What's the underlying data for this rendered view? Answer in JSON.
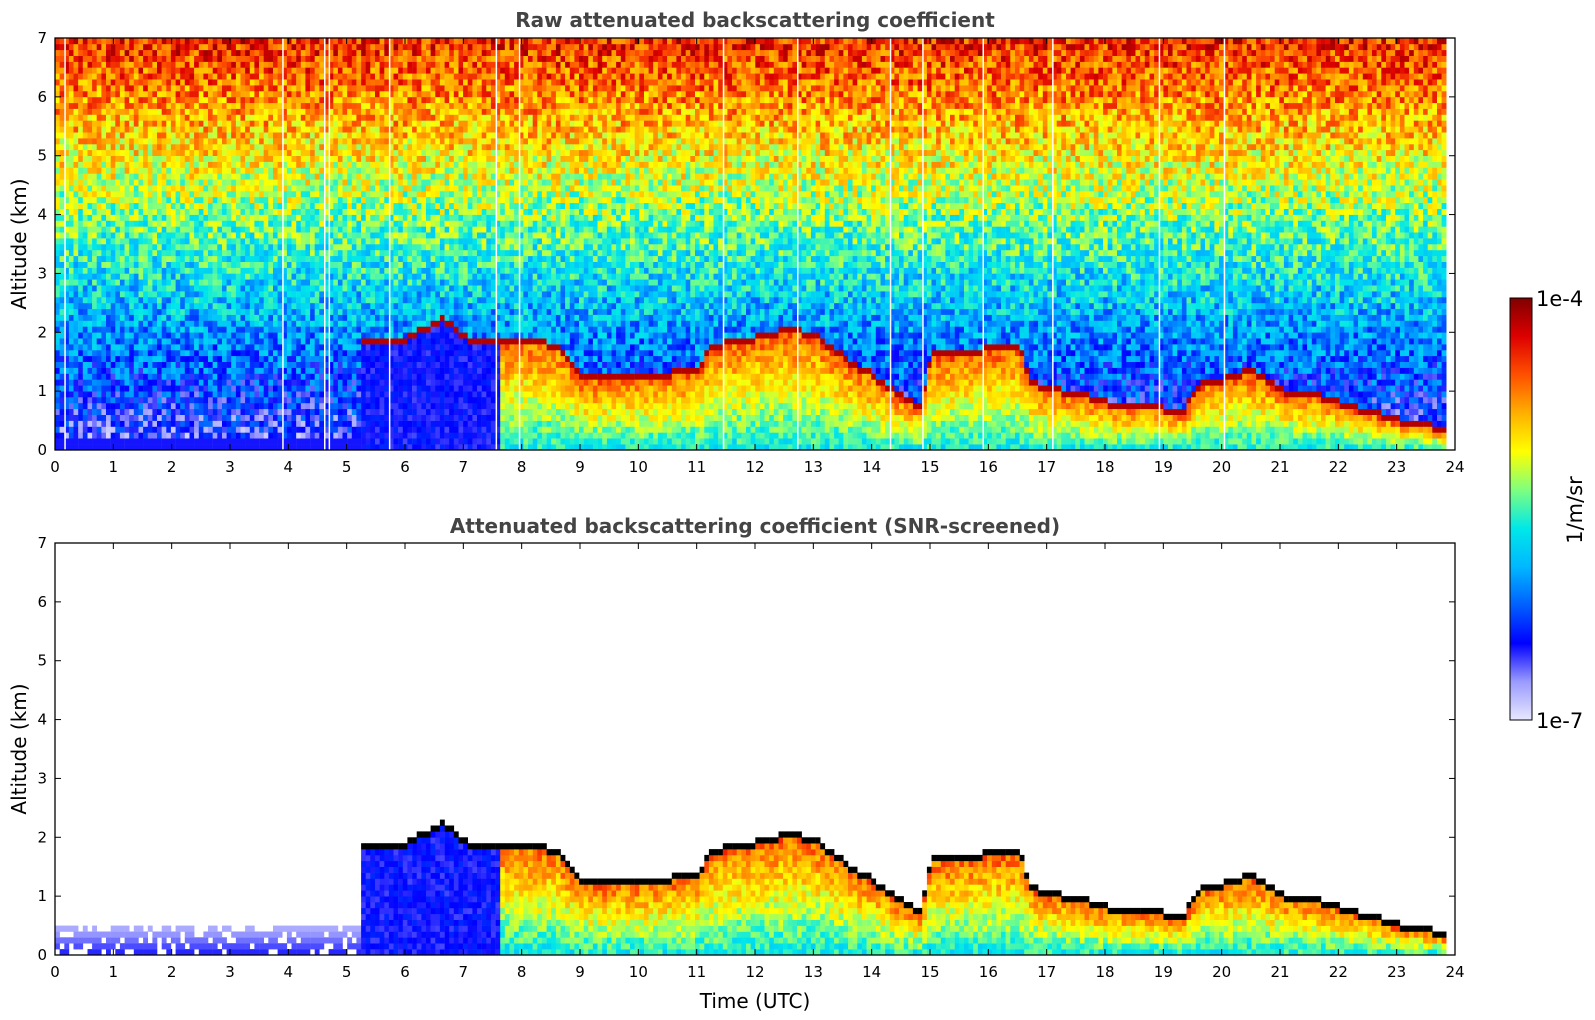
{
  "colors": {
    "colormap": [
      "#e8e8ff",
      "#9a9aff",
      "#0000ff",
      "#0060ff",
      "#00b8ff",
      "#00e8e8",
      "#7fff7f",
      "#ffff00",
      "#ffb000",
      "#ff5000",
      "#dd0000",
      "#800000"
    ],
    "background": "#ffffff",
    "title_color": "#444444"
  },
  "chart_data": [
    {
      "type": "heatmap",
      "title": "Raw attenuated backscattering coefficient",
      "xlabel": "",
      "ylabel": "Altitude (km)",
      "xlim": [
        0,
        24
      ],
      "ylim": [
        0,
        7
      ],
      "xticks": [
        "0",
        "1",
        "2",
        "3",
        "4",
        "5",
        "6",
        "7",
        "8",
        "9",
        "10",
        "11",
        "12",
        "13",
        "14",
        "15",
        "16",
        "17",
        "18",
        "19",
        "20",
        "21",
        "22",
        "23",
        "24"
      ],
      "yticks": [
        "0",
        "1",
        "2",
        "3",
        "4",
        "5",
        "6",
        "7"
      ],
      "data_end_hour": 23.85,
      "screened": false,
      "layer_top_km": [
        [
          5.2,
          1.75
        ],
        [
          6.0,
          1.85
        ],
        [
          6.3,
          2.0
        ],
        [
          6.6,
          2.2
        ],
        [
          7.0,
          1.85
        ],
        [
          7.5,
          1.8
        ],
        [
          8.0,
          1.85
        ],
        [
          8.6,
          1.7
        ],
        [
          9.0,
          1.15
        ],
        [
          9.5,
          1.2
        ],
        [
          10.0,
          1.2
        ],
        [
          10.5,
          1.25
        ],
        [
          11.0,
          1.3
        ],
        [
          11.2,
          1.7
        ],
        [
          11.6,
          1.8
        ],
        [
          12.0,
          1.85
        ],
        [
          12.5,
          2.0
        ],
        [
          13.0,
          1.9
        ],
        [
          13.5,
          1.5
        ],
        [
          14.0,
          1.2
        ],
        [
          14.4,
          0.9
        ],
        [
          14.8,
          0.7
        ],
        [
          15.0,
          1.6
        ],
        [
          15.5,
          1.55
        ],
        [
          16.0,
          1.7
        ],
        [
          16.5,
          1.65
        ],
        [
          16.7,
          1.1
        ],
        [
          17.0,
          1.0
        ],
        [
          17.5,
          0.9
        ],
        [
          18.0,
          0.75
        ],
        [
          18.5,
          0.7
        ],
        [
          19.0,
          0.65
        ],
        [
          19.3,
          0.6
        ],
        [
          19.6,
          1.1
        ],
        [
          20.0,
          1.15
        ],
        [
          20.5,
          1.3
        ],
        [
          21.0,
          0.95
        ],
        [
          21.5,
          0.9
        ],
        [
          22.0,
          0.75
        ],
        [
          22.5,
          0.6
        ],
        [
          23.0,
          0.45
        ],
        [
          23.8,
          0.3
        ]
      ]
    },
    {
      "type": "heatmap",
      "title": "Attenuated backscattering coefficient (SNR-screened)",
      "xlabel": "Time (UTC)",
      "ylabel": "Altitude (km)",
      "xlim": [
        0,
        24
      ],
      "ylim": [
        0,
        7
      ],
      "xticks": [
        "0",
        "1",
        "2",
        "3",
        "4",
        "5",
        "6",
        "7",
        "8",
        "9",
        "10",
        "11",
        "12",
        "13",
        "14",
        "15",
        "16",
        "17",
        "18",
        "19",
        "20",
        "21",
        "22",
        "23",
        "24"
      ],
      "yticks": [
        "0",
        "1",
        "2",
        "3",
        "4",
        "5",
        "6",
        "7"
      ],
      "data_end_hour": 23.85,
      "screened": true,
      "layer_top_km": [
        [
          5.2,
          1.75
        ],
        [
          6.0,
          1.85
        ],
        [
          6.3,
          2.0
        ],
        [
          6.6,
          2.2
        ],
        [
          7.0,
          1.85
        ],
        [
          7.5,
          1.8
        ],
        [
          8.0,
          1.85
        ],
        [
          8.6,
          1.7
        ],
        [
          9.0,
          1.15
        ],
        [
          9.5,
          1.2
        ],
        [
          10.0,
          1.2
        ],
        [
          10.5,
          1.25
        ],
        [
          11.0,
          1.3
        ],
        [
          11.2,
          1.7
        ],
        [
          11.6,
          1.8
        ],
        [
          12.0,
          1.85
        ],
        [
          12.5,
          2.0
        ],
        [
          13.0,
          1.9
        ],
        [
          13.5,
          1.5
        ],
        [
          14.0,
          1.2
        ],
        [
          14.4,
          0.9
        ],
        [
          14.8,
          0.7
        ],
        [
          15.0,
          1.6
        ],
        [
          15.5,
          1.55
        ],
        [
          16.0,
          1.7
        ],
        [
          16.5,
          1.65
        ],
        [
          16.7,
          1.1
        ],
        [
          17.0,
          1.0
        ],
        [
          17.5,
          0.9
        ],
        [
          18.0,
          0.75
        ],
        [
          18.5,
          0.7
        ],
        [
          19.0,
          0.65
        ],
        [
          19.3,
          0.6
        ],
        [
          19.6,
          1.1
        ],
        [
          20.0,
          1.15
        ],
        [
          20.5,
          1.3
        ],
        [
          21.0,
          0.95
        ],
        [
          21.5,
          0.9
        ],
        [
          22.0,
          0.75
        ],
        [
          22.5,
          0.6
        ],
        [
          23.0,
          0.45
        ],
        [
          23.8,
          0.3
        ]
      ]
    }
  ],
  "colorbar": {
    "label": "1/m/sr",
    "max_label": "1e-4",
    "min_label": "1e-7"
  }
}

| Exercise description |
Pick out the lines containing the string "coefficient".

| Result below |
      "title": "Raw attenuated backscattering coefficient",
      "title": "Attenuated backscattering coefficient (SNR-screened)",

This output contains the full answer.